> EXERCISE DESCRIPTION: Extract the complete data exactly as given.

* * *

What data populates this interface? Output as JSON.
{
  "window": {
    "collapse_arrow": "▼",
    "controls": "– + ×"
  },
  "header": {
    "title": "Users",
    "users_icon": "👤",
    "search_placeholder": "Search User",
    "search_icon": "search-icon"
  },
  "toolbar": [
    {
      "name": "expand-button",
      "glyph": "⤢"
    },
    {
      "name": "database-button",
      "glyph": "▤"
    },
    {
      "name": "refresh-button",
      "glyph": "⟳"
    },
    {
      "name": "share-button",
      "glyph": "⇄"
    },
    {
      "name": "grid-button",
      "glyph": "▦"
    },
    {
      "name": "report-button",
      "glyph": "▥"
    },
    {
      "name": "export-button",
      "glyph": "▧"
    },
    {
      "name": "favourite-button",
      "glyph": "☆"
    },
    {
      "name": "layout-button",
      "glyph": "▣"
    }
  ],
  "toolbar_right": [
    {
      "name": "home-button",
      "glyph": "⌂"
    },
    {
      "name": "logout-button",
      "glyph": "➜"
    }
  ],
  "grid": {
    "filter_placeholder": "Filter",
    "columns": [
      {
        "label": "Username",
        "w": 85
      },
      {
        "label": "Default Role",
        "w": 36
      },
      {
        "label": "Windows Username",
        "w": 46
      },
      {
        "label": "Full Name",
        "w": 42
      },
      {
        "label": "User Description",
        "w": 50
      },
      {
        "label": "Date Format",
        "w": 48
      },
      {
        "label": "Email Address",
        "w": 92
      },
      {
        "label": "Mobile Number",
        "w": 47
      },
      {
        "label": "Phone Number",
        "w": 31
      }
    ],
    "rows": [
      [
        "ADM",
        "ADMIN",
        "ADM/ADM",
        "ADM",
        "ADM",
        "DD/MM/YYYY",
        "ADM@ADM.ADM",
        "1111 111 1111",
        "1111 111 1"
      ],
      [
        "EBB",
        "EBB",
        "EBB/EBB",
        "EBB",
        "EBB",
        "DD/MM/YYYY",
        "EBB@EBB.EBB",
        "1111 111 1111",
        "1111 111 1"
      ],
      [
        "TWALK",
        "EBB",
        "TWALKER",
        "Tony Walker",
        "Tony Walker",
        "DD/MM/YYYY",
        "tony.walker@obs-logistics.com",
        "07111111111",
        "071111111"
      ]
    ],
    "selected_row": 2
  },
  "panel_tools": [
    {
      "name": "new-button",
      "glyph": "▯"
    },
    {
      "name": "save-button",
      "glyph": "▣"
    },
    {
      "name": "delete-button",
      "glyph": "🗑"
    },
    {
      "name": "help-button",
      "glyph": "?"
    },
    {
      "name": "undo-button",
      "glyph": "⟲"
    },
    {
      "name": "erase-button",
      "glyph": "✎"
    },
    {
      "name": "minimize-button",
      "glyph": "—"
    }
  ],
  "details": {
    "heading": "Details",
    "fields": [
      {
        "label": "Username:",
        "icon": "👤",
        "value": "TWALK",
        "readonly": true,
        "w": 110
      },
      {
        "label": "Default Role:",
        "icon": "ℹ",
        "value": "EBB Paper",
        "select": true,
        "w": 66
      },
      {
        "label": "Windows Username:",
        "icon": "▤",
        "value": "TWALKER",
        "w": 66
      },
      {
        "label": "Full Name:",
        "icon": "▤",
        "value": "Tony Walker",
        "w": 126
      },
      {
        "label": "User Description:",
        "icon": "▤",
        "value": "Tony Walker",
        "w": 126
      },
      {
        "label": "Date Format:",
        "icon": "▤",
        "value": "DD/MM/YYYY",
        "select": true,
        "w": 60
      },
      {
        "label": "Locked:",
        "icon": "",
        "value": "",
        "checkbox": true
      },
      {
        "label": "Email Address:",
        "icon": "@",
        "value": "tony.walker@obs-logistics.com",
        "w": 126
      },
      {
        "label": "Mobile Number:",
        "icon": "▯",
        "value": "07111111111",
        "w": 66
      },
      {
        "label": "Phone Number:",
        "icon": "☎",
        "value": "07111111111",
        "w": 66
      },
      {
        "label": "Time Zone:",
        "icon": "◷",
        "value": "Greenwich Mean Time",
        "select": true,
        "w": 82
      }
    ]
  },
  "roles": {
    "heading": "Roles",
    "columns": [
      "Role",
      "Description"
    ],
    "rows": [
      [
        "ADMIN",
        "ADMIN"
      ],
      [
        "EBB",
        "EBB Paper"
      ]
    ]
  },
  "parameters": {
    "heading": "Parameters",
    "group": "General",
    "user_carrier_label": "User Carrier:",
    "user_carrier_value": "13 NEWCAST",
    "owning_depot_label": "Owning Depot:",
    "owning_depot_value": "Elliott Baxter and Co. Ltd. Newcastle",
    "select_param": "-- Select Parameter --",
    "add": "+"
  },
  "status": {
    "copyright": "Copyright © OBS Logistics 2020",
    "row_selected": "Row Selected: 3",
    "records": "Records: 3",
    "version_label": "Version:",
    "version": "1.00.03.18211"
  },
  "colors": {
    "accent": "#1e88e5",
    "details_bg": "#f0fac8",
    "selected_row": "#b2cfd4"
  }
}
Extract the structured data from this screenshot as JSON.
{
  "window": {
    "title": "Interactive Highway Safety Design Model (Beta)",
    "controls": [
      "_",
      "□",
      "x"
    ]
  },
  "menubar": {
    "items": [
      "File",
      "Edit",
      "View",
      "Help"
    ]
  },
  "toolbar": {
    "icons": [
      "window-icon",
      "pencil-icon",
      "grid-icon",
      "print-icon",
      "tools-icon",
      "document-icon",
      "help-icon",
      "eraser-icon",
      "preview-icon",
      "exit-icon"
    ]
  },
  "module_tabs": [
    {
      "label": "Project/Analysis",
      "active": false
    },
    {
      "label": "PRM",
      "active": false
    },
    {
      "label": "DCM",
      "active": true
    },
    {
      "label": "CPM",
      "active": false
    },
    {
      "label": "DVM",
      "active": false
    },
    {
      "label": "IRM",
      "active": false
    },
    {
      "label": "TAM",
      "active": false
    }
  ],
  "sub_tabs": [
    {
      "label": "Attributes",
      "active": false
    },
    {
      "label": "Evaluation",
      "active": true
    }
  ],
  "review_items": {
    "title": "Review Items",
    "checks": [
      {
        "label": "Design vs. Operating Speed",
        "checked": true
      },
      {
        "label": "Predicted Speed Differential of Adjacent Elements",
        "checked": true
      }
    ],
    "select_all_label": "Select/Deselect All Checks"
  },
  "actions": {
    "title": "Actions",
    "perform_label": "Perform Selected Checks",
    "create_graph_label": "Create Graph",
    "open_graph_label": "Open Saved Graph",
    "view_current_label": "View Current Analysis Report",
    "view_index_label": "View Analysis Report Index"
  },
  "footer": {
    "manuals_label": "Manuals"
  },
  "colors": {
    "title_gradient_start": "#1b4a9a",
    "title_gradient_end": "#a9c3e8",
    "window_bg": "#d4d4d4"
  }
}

* * *

> RESULT BELOW:
What data populates this interface? Output as JSON.
{
  "window": {
    "collapse_arrow": "▼",
    "controls": "– + ×"
  },
  "header": {
    "title": "Users",
    "users_icon": "👤",
    "search_placeholder": "Search User",
    "search_icon": "search-icon"
  },
  "toolbar": [
    {
      "name": "expand-button",
      "glyph": "⤢"
    },
    {
      "name": "database-button",
      "glyph": "▤"
    },
    {
      "name": "refresh-button",
      "glyph": "⟳"
    },
    {
      "name": "share-button",
      "glyph": "⇄"
    },
    {
      "name": "grid-button",
      "glyph": "▦"
    },
    {
      "name": "report-button",
      "glyph": "▥"
    },
    {
      "name": "export-button",
      "glyph": "▧"
    },
    {
      "name": "favourite-button",
      "glyph": "☆"
    },
    {
      "name": "layout-button",
      "glyph": "▣"
    }
  ],
  "toolbar_right": [
    {
      "name": "home-button",
      "glyph": "⌂"
    },
    {
      "name": "logout-button",
      "glyph": "➜"
    }
  ],
  "grid": {
    "filter_placeholder": "Filter",
    "columns": [
      {
        "label": "Username",
        "w": 85
      },
      {
        "label": "Default Role",
        "w": 36
      },
      {
        "label": "Windows Username",
        "w": 46
      },
      {
        "label": "Full Name",
        "w": 42
      },
      {
        "label": "User Description",
        "w": 50
      },
      {
        "label": "Date Format",
        "w": 48
      },
      {
        "label": "Email Address",
        "w": 92
      },
      {
        "label": "Mobile Number",
        "w": 47
      },
      {
        "label": "Phone Number",
        "w": 31
      }
    ],
    "rows": [
      [
        "ADM",
        "ADMIN",
        "ADM/ADM",
        "ADM",
        "ADM",
        "DD/MM/YYYY",
        "ADM@ADM.ADM",
        "1111 111 1111",
        "1111 111 1"
      ],
      [
        "EBB",
        "EBB",
        "EBB/EBB",
        "EBB",
        "EBB",
        "DD/MM/YYYY",
        "EBB@EBB.EBB",
        "1111 111 1111",
        "1111 111 1"
      ],
      [
        "TWALK",
        "EBB",
        "TWALKER",
        "Tony Walker",
        "Tony Walker",
        "DD/MM/YYYY",
        "tony.walker@obs-logistics.com",
        "07111111111",
        "071111111"
      ]
    ],
    "selected_row": 2
  },
  "panel_tools": [
    {
      "name": "new-button",
      "glyph": "▯"
    },
    {
      "name": "save-button",
      "glyph": "▣"
    },
    {
      "name": "delete-button",
      "glyph": "🗑"
    },
    {
      "name": "help-button",
      "glyph": "?"
    },
    {
      "name": "undo-button",
      "glyph": "⟲"
    },
    {
      "name": "erase-button",
      "glyph": "✎"
    },
    {
      "name": "minimize-button",
      "glyph": "—"
    }
  ],
  "details": {
    "heading": "Details",
    "fields": [
      {
        "label": "Username:",
        "icon": "👤",
        "value": "TWALK",
        "readonly": true,
        "w": 110
      },
      {
        "label": "Default Role:",
        "icon": "ℹ",
        "value": "EBB Paper",
        "select": true,
        "w": 66
      },
      {
        "label": "Windows Username:",
        "icon": "▤",
        "value": "TWALKER",
        "w": 66
      },
      {
        "label": "Full Name:",
        "icon": "▤",
        "value": "Tony Walker",
        "w": 126
      },
      {
        "label": "User Description:",
        "icon": "▤",
        "value": "Tony Walker",
        "w": 126
      },
      {
        "label": "Date Format:",
        "icon": "▤",
        "value": "DD/MM/YYYY",
        "select": true,
        "w": 60
      },
      {
        "label": "Locked:",
        "icon": "",
        "value": "",
        "checkbox": true
      },
      {
        "label": "Email Address:",
        "icon": "@",
        "value": "tony.walker@obs-logistics.com",
        "w": 126
      },
      {
        "label": "Mobile Number:",
        "icon": "▯",
        "value": "07111111111",
        "w": 66
      },
      {
        "label": "Phone Number:",
        "icon": "☎",
        "value": "07111111111",
        "w": 66
      },
      {
        "label": "Time Zone:",
        "icon": "◷",
        "value": "Greenwich Mean Time",
        "select": true,
        "w": 82
      }
    ]
  },
  "roles": {
    "heading": "Roles",
    "columns": [
      "Role",
      "Description"
    ],
    "rows": [
      [
        "ADMIN",
        "ADMIN"
      ],
      [
        "EBB",
        "EBB Paper"
      ]
    ]
  },
  "parameters": {
    "heading": "Parameters",
    "group": "General",
    "user_carrier_label": "User Carrier:",
    "user_carrier_value": "13 NEWCAST",
    "owning_depot_label": "Owning Depot:",
    "owning_depot_value": "Elliott Baxter and Co. Ltd. Newcastle",
    "select_param": "-- Select Parameter --",
    "add": "+"
  },
  "status": {
    "copyright": "Copyright © OBS Logistics 2020",
    "row_selected": "Row Selected: 3",
    "records": "Records: 3",
    "version_label": "Version:",
    "version": "1.00.03.18211"
  },
  "colors": {
    "accent": "#1e88e5",
    "details_bg": "#f0fac8",
    "selected_row": "#b2cfd4"
  }
}
Extract the structured data from this screenshot as JSON.
{
  "window": {
    "title": "Interactive Highway Safety Design Model (Beta)",
    "controls": [
      "_",
      "□",
      "x"
    ]
  },
  "menubar": {
    "items": [
      "File",
      "Edit",
      "View",
      "Help"
    ]
  },
  "toolbar": {
    "icons": [
      "window-icon",
      "pencil-icon",
      "grid-icon",
      "print-icon",
      "tools-icon",
      "document-icon",
      "help-icon",
      "eraser-icon",
      "preview-icon",
      "exit-icon"
    ]
  },
  "module_tabs": [
    {
      "label": "Project/Analysis",
      "active": false
    },
    {
      "label": "PRM",
      "active": false
    },
    {
      "label": "DCM",
      "active": true
    },
    {
      "label": "CPM",
      "active": false
    },
    {
      "label": "DVM",
      "active": false
    },
    {
      "label": "IRM",
      "active": false
    },
    {
      "label": "TAM",
      "active": false
    }
  ],
  "sub_tabs": [
    {
      "label": "Attributes",
      "active": false
    },
    {
      "label": "Evaluation",
      "active": true
    }
  ],
  "review_items": {
    "title": "Review Items",
    "checks": [
      {
        "label": "Design vs. Operating Speed",
        "checked": true
      },
      {
        "label": "Predicted Speed Differential of Adjacent Elements",
        "checked": true
      }
    ],
    "select_all_label": "Select/Deselect All Checks"
  },
  "actions": {
    "title": "Actions",
    "perform_label": "Perform Selected Checks",
    "create_graph_label": "Create Graph",
    "open_graph_label": "Open Saved Graph",
    "view_current_label": "View Current Analysis Report",
    "view_index_label": "View Analysis Report Index"
  },
  "footer": {
    "manuals_label": "Manuals"
  },
  "colors": {
    "title_gradient_start": "#1b4a9a",
    "title_gradient_end": "#a9c3e8",
    "window_bg": "#d4d4d4"
  }
}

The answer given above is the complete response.